Entries from a dataset:

○ ○ ○ ○ ○ ○ ○

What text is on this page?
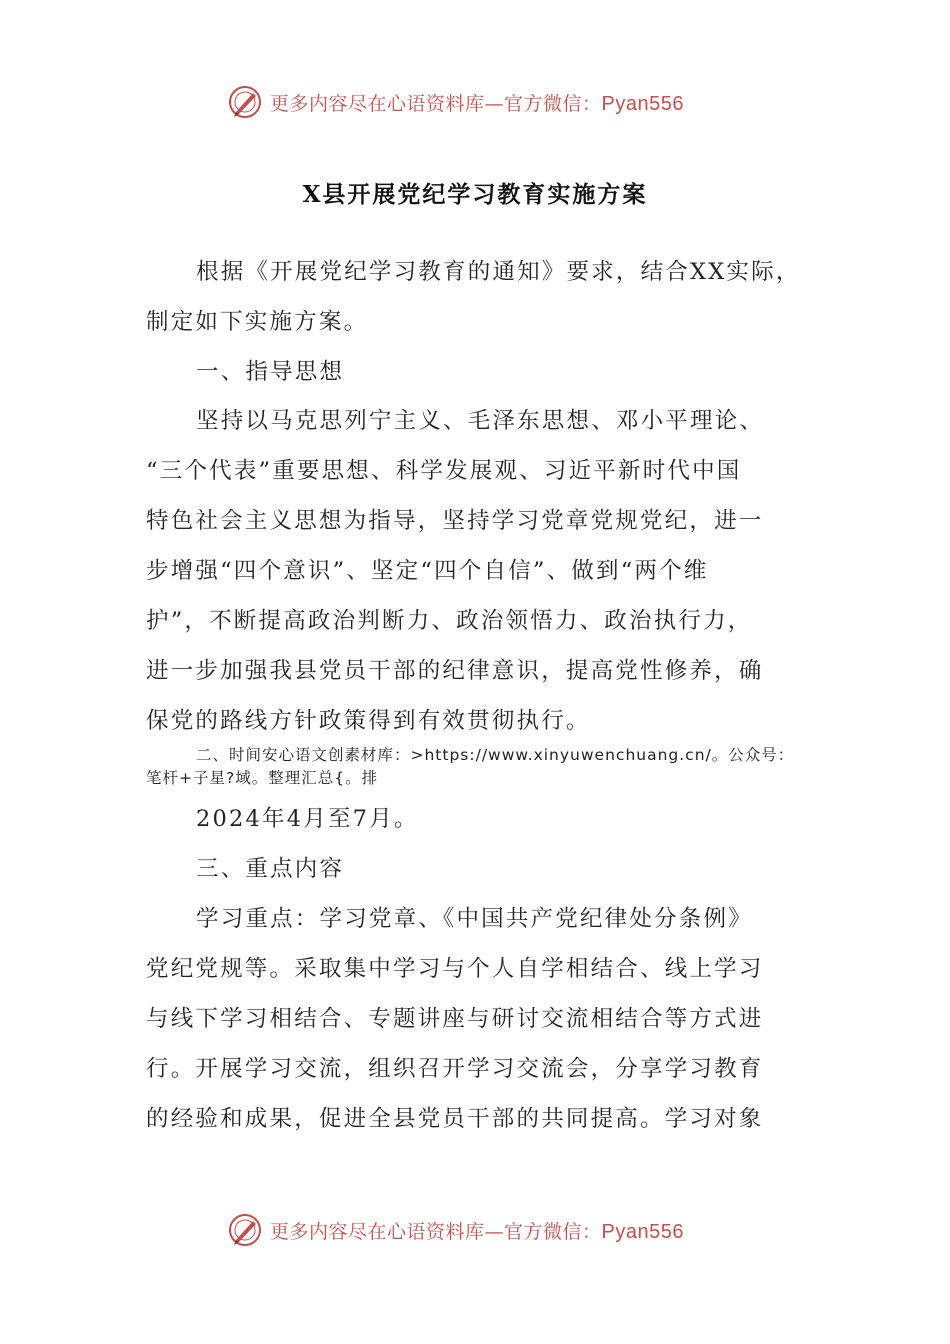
更多内容尽在心语资料库—官方微信：Pyan556
X县开展党纪学习教育实施方案
根据《开展党纪学习教育的通知》要求，结合XX实际，
制定如下实施方案。
一、指导思想
坚持以马克思列宁主义、毛泽东思想、邓小平理论、
“三个代表”重要思想、科学发展观、习近平新时代中国
特色社会主义思想为指导，坚持学习党章党规党纪，进一
步增强“四个意识”、坚定“四个自信”、做到“两个维
护”，不断提高政治判断力、政治领悟力、政治执行力，
进一步加强我县党员干部的纪律意识，提高党性修养，确
保党的路线方针政策得到有效贯彻执行。
二、时间安心语文创素材库：>https://www.xinyuwenchuang.cn/。公众号：
笔杆+子星?域。整理汇总{。排
2024年4月至7月。
三、重点内容
学习重点：学习党章、《中国共产党纪律处分条例》
党纪党规等。采取集中学习与个人自学相结合、线上学习
与线下学习相结合、专题讲座与研讨交流相结合等方式进
行。开展学习交流，组织召开学习交流会，分享学习教育
的经验和成果，促进全县党员干部的共同提高。学习对象
更多内容尽在心语资料库—官方微信：Pyan556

○ ○ ○ ○ ○ ○ ○

- _Your objective_
Omit every image. Quote each record exactly.

- _Complete response_
What text is on this page?
更多内容尽在心语资料库—官方微信：Pyan556
X县开展党纪学习教育实施方案
根据《开展党纪学习教育的通知》要求，结合XX实际，
制定如下实施方案。
一、指导思想
坚持以马克思列宁主义、毛泽东思想、邓小平理论、
“三个代表”重要思想、科学发展观、习近平新时代中国
特色社会主义思想为指导，坚持学习党章党规党纪，进一
步增强“四个意识”、坚定“四个自信”、做到“两个维
护”，不断提高政治判断力、政治领悟力、政治执行力，
进一步加强我县党员干部的纪律意识，提高党性修养，确
保党的路线方针政策得到有效贯彻执行。
二、时间安心语文创素材库：>https://www.xinyuwenchuang.cn/。公众号：
笔杆+子星?域。整理汇总{。排
2024年4月至7月。
三、重点内容
学习重点：学习党章、《中国共产党纪律处分条例》
党纪党规等。采取集中学习与个人自学相结合、线上学习
与线下学习相结合、专题讲座与研讨交流相结合等方式进
行。开展学习交流，组织召开学习交流会，分享学习教育
的经验和成果，促进全县党员干部的共同提高。学习对象
更多内容尽在心语资料库—官方微信：Pyan556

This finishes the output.